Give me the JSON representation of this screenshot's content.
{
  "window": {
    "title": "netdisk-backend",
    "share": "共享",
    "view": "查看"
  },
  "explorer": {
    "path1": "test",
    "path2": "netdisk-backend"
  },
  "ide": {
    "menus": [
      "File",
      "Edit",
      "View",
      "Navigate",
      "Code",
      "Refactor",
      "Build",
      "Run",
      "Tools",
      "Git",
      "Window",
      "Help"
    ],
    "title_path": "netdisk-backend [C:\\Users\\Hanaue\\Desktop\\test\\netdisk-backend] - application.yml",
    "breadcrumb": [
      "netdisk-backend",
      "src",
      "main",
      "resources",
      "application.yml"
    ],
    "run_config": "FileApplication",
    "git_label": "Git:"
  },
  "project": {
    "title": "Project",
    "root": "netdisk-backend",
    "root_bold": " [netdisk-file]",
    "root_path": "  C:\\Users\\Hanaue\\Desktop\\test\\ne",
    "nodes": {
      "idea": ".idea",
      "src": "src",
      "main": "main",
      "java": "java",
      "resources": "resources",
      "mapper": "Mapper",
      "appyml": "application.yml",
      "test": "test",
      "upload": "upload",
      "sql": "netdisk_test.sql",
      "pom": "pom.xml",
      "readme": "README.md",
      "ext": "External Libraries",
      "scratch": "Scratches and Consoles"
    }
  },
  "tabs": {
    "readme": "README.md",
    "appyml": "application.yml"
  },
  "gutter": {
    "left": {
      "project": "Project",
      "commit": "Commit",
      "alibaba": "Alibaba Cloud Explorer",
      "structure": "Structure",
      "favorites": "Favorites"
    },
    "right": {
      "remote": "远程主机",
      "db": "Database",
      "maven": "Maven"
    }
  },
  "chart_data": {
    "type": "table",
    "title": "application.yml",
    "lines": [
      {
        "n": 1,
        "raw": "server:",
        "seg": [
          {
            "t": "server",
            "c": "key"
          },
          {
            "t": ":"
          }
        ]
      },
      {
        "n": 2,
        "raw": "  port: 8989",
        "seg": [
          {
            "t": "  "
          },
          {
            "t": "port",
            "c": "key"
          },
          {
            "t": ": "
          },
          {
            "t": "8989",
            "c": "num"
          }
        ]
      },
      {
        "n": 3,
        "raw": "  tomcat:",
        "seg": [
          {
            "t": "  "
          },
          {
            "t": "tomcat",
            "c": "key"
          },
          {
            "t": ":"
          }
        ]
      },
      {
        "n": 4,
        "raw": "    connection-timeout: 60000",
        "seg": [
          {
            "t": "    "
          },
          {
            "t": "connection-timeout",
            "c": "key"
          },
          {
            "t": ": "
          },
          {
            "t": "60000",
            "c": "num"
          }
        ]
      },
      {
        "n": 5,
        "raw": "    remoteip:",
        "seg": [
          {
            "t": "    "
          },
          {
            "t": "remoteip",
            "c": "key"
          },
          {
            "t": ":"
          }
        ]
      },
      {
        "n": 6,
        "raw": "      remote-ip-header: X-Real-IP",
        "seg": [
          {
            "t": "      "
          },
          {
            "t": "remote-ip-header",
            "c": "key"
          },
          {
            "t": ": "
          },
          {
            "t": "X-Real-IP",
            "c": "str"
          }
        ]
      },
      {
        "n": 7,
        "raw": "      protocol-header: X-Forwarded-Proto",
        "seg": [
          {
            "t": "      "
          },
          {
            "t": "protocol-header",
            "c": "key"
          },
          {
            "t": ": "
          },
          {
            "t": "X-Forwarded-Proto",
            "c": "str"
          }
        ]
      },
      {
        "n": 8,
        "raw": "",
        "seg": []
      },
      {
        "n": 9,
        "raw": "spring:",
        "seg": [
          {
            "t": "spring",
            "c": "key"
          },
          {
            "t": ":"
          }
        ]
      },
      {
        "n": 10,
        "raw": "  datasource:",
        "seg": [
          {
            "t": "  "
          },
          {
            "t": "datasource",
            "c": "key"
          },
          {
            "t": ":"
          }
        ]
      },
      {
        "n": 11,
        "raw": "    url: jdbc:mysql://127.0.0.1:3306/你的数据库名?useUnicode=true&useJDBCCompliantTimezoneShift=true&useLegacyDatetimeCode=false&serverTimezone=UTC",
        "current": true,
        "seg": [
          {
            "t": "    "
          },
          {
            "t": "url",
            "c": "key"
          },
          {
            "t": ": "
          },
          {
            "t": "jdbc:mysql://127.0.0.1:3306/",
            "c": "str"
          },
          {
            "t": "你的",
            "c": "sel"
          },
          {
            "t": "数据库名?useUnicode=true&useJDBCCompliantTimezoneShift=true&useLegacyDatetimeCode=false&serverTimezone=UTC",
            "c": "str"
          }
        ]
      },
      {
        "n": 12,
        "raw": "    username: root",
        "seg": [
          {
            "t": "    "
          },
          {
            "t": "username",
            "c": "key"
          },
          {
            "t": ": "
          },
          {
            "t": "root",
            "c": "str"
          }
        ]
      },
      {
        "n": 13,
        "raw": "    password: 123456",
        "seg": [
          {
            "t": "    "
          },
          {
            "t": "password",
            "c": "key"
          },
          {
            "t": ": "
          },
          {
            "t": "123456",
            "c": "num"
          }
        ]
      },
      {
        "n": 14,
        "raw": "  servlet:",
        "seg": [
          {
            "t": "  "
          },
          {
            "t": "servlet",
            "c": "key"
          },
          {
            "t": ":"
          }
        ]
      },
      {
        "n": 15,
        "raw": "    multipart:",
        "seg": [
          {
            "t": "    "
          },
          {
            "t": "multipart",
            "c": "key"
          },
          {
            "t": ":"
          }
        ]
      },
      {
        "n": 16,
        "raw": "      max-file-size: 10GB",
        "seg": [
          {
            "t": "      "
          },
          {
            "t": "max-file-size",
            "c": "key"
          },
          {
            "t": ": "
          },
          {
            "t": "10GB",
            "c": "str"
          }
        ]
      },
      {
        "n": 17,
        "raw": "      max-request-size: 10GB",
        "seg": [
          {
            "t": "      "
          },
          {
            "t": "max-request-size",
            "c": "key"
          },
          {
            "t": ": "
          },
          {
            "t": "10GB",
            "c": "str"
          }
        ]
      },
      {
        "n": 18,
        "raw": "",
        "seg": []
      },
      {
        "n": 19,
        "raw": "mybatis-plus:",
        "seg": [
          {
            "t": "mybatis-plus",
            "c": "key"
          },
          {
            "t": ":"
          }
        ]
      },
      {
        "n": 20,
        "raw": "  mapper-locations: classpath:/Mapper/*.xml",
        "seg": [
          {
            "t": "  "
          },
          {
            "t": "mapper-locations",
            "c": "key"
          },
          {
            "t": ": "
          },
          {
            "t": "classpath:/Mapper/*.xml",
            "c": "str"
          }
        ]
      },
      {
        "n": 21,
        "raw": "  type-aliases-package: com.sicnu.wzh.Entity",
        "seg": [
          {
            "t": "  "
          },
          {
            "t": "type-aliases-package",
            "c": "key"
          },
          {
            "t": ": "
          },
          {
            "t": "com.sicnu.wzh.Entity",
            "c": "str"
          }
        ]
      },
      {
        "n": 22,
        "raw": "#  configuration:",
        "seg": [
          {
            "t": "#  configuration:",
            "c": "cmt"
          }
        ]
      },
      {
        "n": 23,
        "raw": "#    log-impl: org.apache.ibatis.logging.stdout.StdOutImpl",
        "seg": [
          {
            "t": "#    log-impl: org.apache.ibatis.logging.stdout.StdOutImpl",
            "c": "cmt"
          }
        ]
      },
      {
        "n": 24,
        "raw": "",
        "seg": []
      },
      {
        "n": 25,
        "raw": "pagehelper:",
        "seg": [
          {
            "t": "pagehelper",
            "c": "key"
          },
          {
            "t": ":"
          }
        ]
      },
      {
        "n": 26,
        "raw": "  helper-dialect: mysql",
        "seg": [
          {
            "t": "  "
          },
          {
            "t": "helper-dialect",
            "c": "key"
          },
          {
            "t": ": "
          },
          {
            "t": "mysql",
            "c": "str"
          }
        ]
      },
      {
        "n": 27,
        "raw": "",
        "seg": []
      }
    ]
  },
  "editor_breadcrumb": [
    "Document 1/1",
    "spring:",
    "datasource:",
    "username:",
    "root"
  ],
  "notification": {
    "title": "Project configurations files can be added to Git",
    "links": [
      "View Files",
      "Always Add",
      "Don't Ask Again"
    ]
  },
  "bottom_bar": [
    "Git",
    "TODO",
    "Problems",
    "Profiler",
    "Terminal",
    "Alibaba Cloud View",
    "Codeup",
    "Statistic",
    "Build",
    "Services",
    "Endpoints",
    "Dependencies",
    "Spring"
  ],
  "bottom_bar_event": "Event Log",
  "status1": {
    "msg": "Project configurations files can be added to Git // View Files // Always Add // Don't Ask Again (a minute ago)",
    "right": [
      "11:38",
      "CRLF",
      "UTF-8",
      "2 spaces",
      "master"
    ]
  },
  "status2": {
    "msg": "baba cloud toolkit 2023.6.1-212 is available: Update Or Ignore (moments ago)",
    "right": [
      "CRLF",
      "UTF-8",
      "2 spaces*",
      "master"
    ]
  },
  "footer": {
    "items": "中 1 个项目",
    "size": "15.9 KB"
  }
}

########

- WHAT IS REQUIRED -
From the data above, pick out each line containing "backend" and copy it.

- WRITTEN SOLUTION -
    "title": "netdisk-backend",
    "path2": "netdisk-backend"
    "title_path": "netdisk-backend [C:\\Users\\Hanaue\\Desktop\\test\\netdisk-backend] - application.yml",
      "netdisk-backend",
    "root": "netdisk-backend",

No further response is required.